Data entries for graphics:
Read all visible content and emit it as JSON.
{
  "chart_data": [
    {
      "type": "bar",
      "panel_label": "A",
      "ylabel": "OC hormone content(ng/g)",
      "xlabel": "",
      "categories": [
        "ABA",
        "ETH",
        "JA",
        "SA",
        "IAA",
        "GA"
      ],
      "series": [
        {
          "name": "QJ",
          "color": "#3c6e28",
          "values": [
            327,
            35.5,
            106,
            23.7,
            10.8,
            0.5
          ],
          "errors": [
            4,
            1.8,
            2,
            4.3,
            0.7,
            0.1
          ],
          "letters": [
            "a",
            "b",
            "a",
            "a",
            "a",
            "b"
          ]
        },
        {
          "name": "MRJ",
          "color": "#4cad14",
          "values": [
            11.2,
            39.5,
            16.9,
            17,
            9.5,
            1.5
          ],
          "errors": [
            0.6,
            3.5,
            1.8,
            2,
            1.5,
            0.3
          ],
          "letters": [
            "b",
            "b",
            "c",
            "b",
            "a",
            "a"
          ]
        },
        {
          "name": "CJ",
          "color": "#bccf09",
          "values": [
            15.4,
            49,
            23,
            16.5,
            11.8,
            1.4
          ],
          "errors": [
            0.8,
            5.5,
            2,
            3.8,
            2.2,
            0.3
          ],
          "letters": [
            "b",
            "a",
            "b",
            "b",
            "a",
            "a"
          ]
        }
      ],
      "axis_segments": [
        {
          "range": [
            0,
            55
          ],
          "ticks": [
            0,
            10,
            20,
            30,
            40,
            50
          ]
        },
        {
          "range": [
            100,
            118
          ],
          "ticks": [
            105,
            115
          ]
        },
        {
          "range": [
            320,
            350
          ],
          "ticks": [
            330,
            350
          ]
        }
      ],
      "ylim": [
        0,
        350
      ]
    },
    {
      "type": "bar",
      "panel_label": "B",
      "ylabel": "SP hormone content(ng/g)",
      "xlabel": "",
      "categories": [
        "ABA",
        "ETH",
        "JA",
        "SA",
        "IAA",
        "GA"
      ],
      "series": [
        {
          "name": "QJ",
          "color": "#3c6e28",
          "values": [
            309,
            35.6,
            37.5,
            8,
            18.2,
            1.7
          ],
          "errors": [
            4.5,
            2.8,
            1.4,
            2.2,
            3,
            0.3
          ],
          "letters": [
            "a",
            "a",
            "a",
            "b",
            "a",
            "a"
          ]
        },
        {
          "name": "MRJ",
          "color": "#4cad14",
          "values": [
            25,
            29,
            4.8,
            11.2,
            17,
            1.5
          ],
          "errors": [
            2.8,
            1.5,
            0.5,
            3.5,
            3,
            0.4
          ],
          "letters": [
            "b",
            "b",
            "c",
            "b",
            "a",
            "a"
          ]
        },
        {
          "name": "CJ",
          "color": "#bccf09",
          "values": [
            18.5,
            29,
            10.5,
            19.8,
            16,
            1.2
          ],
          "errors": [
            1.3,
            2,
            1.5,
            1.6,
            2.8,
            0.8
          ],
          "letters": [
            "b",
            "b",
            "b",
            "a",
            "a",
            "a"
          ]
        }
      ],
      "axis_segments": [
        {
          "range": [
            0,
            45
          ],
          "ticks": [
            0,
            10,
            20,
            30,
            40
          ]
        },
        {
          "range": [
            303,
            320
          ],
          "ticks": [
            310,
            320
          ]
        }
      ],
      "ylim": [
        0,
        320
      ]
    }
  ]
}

*To be done*. Write the material out again in its entirety, exactly as shown.

*Problem solution*.
Read all visible content and emit it as JSON.
{
  "chart_data": [
    {
      "type": "bar",
      "panel_label": "A",
      "ylabel": "OC hormone content(ng/g)",
      "xlabel": "",
      "categories": [
        "ABA",
        "ETH",
        "JA",
        "SA",
        "IAA",
        "GA"
      ],
      "series": [
        {
          "name": "QJ",
          "color": "#3c6e28",
          "values": [
            327,
            35.5,
            106,
            23.7,
            10.8,
            0.5
          ],
          "errors": [
            4,
            1.8,
            2,
            4.3,
            0.7,
            0.1
          ],
          "letters": [
            "a",
            "b",
            "a",
            "a",
            "a",
            "b"
          ]
        },
        {
          "name": "MRJ",
          "color": "#4cad14",
          "values": [
            11.2,
            39.5,
            16.9,
            17,
            9.5,
            1.5
          ],
          "errors": [
            0.6,
            3.5,
            1.8,
            2,
            1.5,
            0.3
          ],
          "letters": [
            "b",
            "b",
            "c",
            "b",
            "a",
            "a"
          ]
        },
        {
          "name": "CJ",
          "color": "#bccf09",
          "values": [
            15.4,
            49,
            23,
            16.5,
            11.8,
            1.4
          ],
          "errors": [
            0.8,
            5.5,
            2,
            3.8,
            2.2,
            0.3
          ],
          "letters": [
            "b",
            "a",
            "b",
            "b",
            "a",
            "a"
          ]
        }
      ],
      "axis_segments": [
        {
          "range": [
            0,
            55
          ],
          "ticks": [
            0,
            10,
            20,
            30,
            40,
            50
          ]
        },
        {
          "range": [
            100,
            118
          ],
          "ticks": [
            105,
            115
          ]
        },
        {
          "range": [
            320,
            350
          ],
          "ticks": [
            330,
            350
          ]
        }
      ],
      "ylim": [
        0,
        350
      ]
    },
    {
      "type": "bar",
      "panel_label": "B",
      "ylabel": "SP hormone content(ng/g)",
      "xlabel": "",
      "categories": [
        "ABA",
        "ETH",
        "JA",
        "SA",
        "IAA",
        "GA"
      ],
      "series": [
        {
          "name": "QJ",
          "color": "#3c6e28",
          "values": [
            309,
            35.6,
            37.5,
            8,
            18.2,
            1.7
          ],
          "errors": [
            4.5,
            2.8,
            1.4,
            2.2,
            3,
            0.3
          ],
          "letters": [
            "a",
            "a",
            "a",
            "b",
            "a",
            "a"
          ]
        },
        {
          "name": "MRJ",
          "color": "#4cad14",
          "values": [
            25,
            29,
            4.8,
            11.2,
            17,
            1.5
          ],
          "errors": [
            2.8,
            1.5,
            0.5,
            3.5,
            3,
            0.4
          ],
          "letters": [
            "b",
            "b",
            "c",
            "b",
            "a",
            "a"
          ]
        },
        {
          "name": "CJ",
          "color": "#bccf09",
          "values": [
            18.5,
            29,
            10.5,
            19.8,
            16,
            1.2
          ],
          "errors": [
            1.3,
            2,
            1.5,
            1.6,
            2.8,
            0.8
          ],
          "letters": [
            "b",
            "b",
            "b",
            "a",
            "a",
            "a"
          ]
        }
      ],
      "axis_segments": [
        {
          "range": [
            0,
            45
          ],
          "ticks": [
            0,
            10,
            20,
            30,
            40
          ]
        },
        {
          "range": [
            303,
            320
          ],
          "ticks": [
            310,
            320
          ]
        }
      ],
      "ylim": [
        0,
        320
      ]
    }
  ]
}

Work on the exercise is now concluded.